Where a line in the listing contains the string "oxides", copy that line out.

### Dataset items
▼

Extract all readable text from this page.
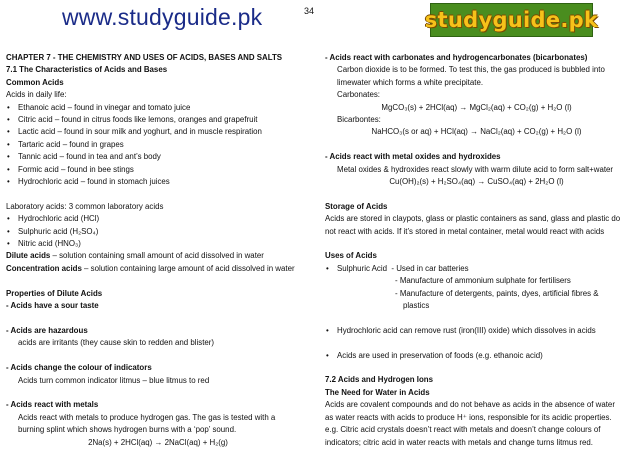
www.studyguide.pk	34	studyguide.pk
CHAPTER 7 - THE CHEMISTRY AND USES OF ACIDS, BASES AND SALTS
7.1 The Characteristics of Acids and Bases
Common Acids
Acids in daily life:
• Ethanoic acid – found in vinegar and tomato juice
• Citric acid – found in citrus foods like lemons, oranges and grapefruit
• Lactic acid – found in sour milk and yoghurt, and in muscle respiration
• Tartaric acid – found in grapes
• Tannic acid – found in tea and ant’s body
• Formic acid – found in bee stings
• Hydrochloric acid – found in stomach juices
Laboratory acids: 3 common laboratory acids
• Hydrochloric acid (HCl)
• Sulphuric acid (H₂SO₄)
• Nitric acid (HNO₃)
Dilute acids – solution containing small amount of acid dissolved in water
Concentration acids – solution containing large amount of acid dissolved in water
Properties of Dilute Acids
- Acids have a sour taste
- Acids are hazardous
acids are irritants (they cause skin to redden and blister)
- Acids change the colour of indicators
Acids turn common indicator litmus – blue litmus to red
- Acids react with metals
Acids react with metals to produce hydrogen gas. The gas is tested with a
burning splint which shows hydrogen burns with a ‘pop’ sound.
2Na(s) + 2HCl(aq) → 2NaCl(aq) + H₂(g)
- Acids react with carbonates and hydrogencarbonates (bicarbonates)
Carbon dioxide is to be formed. To test this, the gas produced is bubbled into
limewater which forms a white precipitate.
Carbonates:
MgCO₃(s) + 2HCl(aq) → MgCl₂(aq) + CO₂(g) + H₂O (l)
Bicarbontes:
NaHCO₃(s or aq) + HCl(aq) → NaCl₂(aq) + CO₂(g) + H₂O (l)
- Acids react with metal oxides and hydroxides
Metal oxides & hydroxides react slowly with warm dilute acid to form salt+water
Cu(OH)₂(s) + H₂SO₄(aq) → CuSO₄(aq) + 2H₂O (l)
Storage of Acids
Acids are stored in claypots, glass or plastic containers as sand, glass and plastic do
not react with acids. If it’s stored in metal container, metal would react with acids
Uses of Acids
• Sulphuric Acid - Used in car batteries
- Manufacture of ammonium sulphate for fertilisers
- Manufacture of detergents, paints, dyes, artificial fibres &
plastics
• Hydrochloric acid can remove rust (iron(III) oxide) which dissolves in acids
• Acids are used in preservation of foods (e.g. ethanoic acid)
7.2 Acids and Hydrogen Ions
The Need for Water in Acids
Acids are covalent compounds and do not behave as acids in the absence of water
as water reacts with acids to produce H⁺ ions, responsible for its acidic properties.
e.g. Citric acid crystals doesn’t react with metals and doesn’t change colours of
indicators; citric acid in water reacts with metals and change turns litmus red.
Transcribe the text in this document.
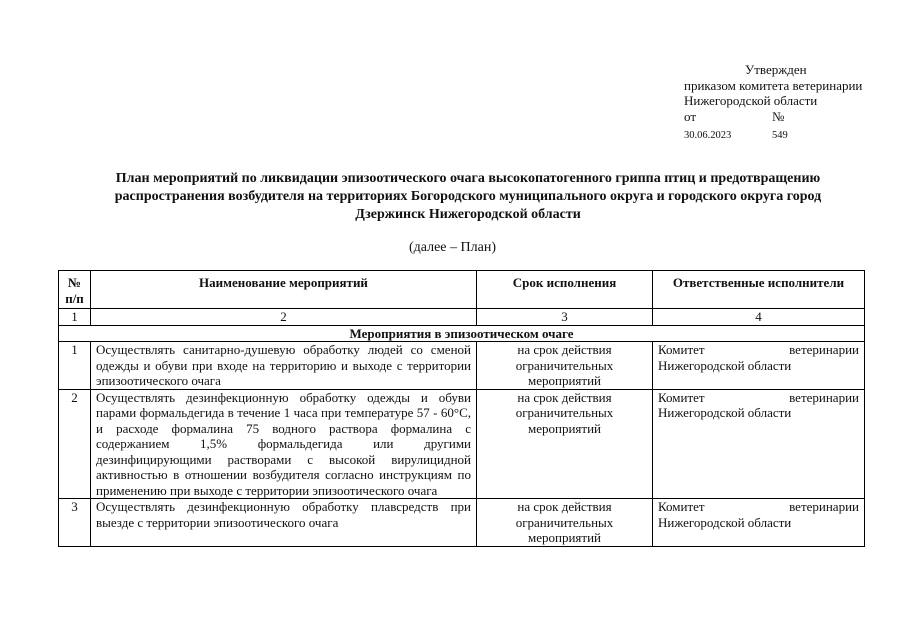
Утвержден
приказом комитета ветеринарии
Нижегородской области
от	№
30.06.2023	549
План мероприятий по ликвидации эпизоотического очага высокопатогенного гриппа птиц и предотвращению распространения возбудителя на территориях Богородского муниципального округа и городского округа город Дзержинск Нижегородской области
(далее – План)
№ п/п	Наименование мероприятий	Срок исполнения	Ответственные исполнители
1	2	3	4
Мероприятия в эпизоотическом очаге			
1	Осуществлять санитарно-душевую обработку людей со сменой одежды и обуви при входе на территорию и выходе с территории эпизоотического очага	на срок действия ограничительных мероприятий	Комитет ветеринарии Нижегородской области
2	Осуществлять дезинфекционную обработку одежды и обуви парами формальдегида в течение 1 часа при температуре 57 - 60°С, и расходе формалина 75 водного раствора формалина с содержанием 1,5% формальдегида или другими дезинфицирующими растворами с высокой вирулицидной активностью в отношении возбудителя согласно инструкциям по применению при выходе с территории эпизоотического очага	на срок действия ограничительных мероприятий	Комитет ветеринарии Нижегородской области
3	Осуществлять дезинфекционную обработку плавсредств при выезде с территории эпизоотического очага	на срок действия ограничительных мероприятий	Комитет ветеринарии Нижегородской области
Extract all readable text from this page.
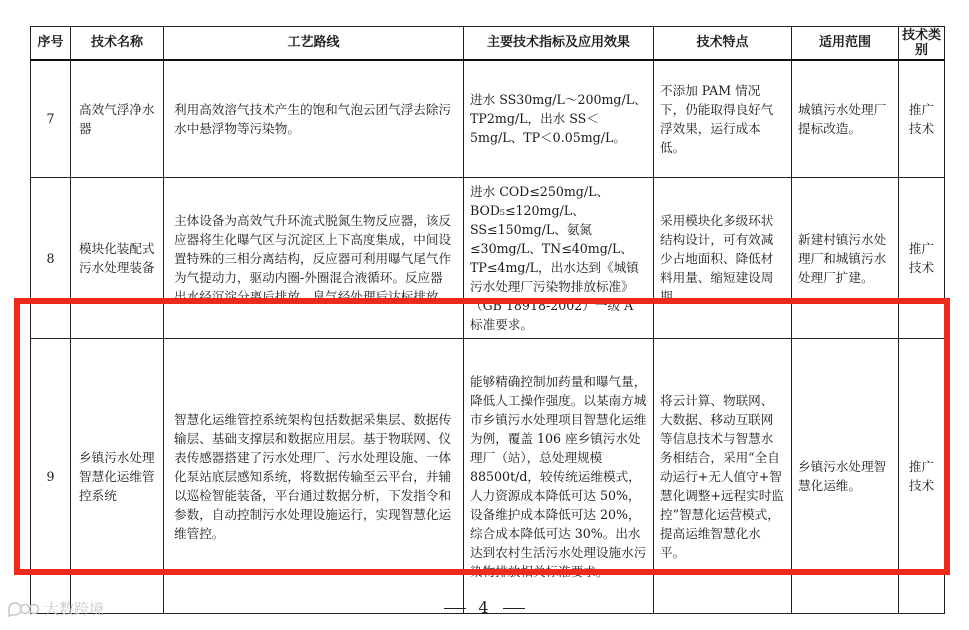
序号	技术名称	工艺路线	主要技术指标及应用效果	技术特点	适用范围	技术类别

7	高效气浮净水器	利用高效溶气技术产生的饱和气泡云团气浮去除污水中悬浮物等污染物。	进水 SS30mg/L～200mg/L、TP2mg/L，出水 SS＜5mg/L、TP＜0.05mg/L。	不添加 PAM 情况下，仍能取得良好气浮效果，运行成本低。	城镇污水处理厂提标改造。	推广技术

8	模块化装配式污水处理装备	主体设备为高效气升环流式脱氮生物反应器，该反应器将生化曝气区与沉淀区上下高度集成，中间设置特殊的三相分离结构，反应器可利用曝气尾气作为气提动力，驱动内圈-外圈混合液循环。反应器出水经沉淀分离后排放。臭气经处理后达标排放。	进水 COD≤250mg/L、BOD₅≤120mg/L、SS≤150mg/L、氨氮≤30mg/L、TN≤40mg/L、TP≤4mg/L，出水达到《城镇污水处理厂污染物排放标准》（GB 18918-2002）一级 A 标准要求。	采用模块化多级环状结构设计，可有效减少占地面积、降低材料用量、缩短建设周期。	新建村镇污水处理厂和城镇污水处理厂扩建。	推广技术

9	乡镇污水处理智慧化运维管控系统	智慧化运维管控系统架构包括数据采集层、数据传输层、基础支撑层和数据应用层。基于物联网、仪表传感器搭建了污水处理厂、污水处理设施、一体化泵站底层感知系统，将数据传输至云平台，并辅以巡检智能装备，平台通过数据分析，下发指令和参数，自动控制污水处理设施运行，实现智慧化运维管控。	能够精确控制加药量和曝气量，降低人工操作强度。以某南方城市乡镇污水处理项目智慧化运维为例，覆盖 106 座乡镇污水处理厂（站），总处理规模 88500t/d，较传统运维模式，人力资源成本降低可达 50%，设备维护成本降低可达 20%，综合成本降低可达 30%。出水达到农村生活污水处理设施水污染物排放相关标准要求。	将云计算、物联网、大数据、移动互联网等信息技术与智慧水务相结合，采用“全自动运行+无人值守+智慧化调整+远程实时监控”智慧化运营模式，提高运维智慧化水平。	乡镇污水处理智慧化运维。	推广技术
大数跨境	4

▲

### COMPLETE RESPONSE
- Acids react with metal oxides and hydroxides
Metal oxides & hydroxides react slowly with warm dilute acid to form salt+water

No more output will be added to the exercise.